* START Input records *

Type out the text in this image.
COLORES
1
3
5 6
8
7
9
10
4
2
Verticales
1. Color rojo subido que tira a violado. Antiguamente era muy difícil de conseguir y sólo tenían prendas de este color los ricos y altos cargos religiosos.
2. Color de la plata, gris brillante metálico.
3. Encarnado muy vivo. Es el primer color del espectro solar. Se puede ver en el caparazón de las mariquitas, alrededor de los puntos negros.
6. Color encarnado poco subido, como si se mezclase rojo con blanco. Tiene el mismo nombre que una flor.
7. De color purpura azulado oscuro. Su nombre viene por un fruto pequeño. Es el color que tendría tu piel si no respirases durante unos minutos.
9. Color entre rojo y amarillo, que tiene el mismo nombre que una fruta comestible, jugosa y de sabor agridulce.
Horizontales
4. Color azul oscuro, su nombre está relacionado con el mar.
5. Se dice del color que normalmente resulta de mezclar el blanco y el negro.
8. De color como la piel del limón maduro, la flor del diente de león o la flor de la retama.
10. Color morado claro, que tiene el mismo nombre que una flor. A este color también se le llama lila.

* END Input records *

_Required task_. List all lines where "rojo" occurs.

_Result of the exercise_.
1. Color rojo subido que tira a violado. Antiguamente era muy difícil de conseguir y sólo tenían prendas de este color los ricos y altos cargos religiosos.
6. Color encarnado poco subido, como si se mezclase rojo con blanco. Tiene el mismo nombre que una flor.
9. Color entre rojo y amarillo, que tiene el mismo nombre que una fruta comestible, jugosa y de sabor agridulce.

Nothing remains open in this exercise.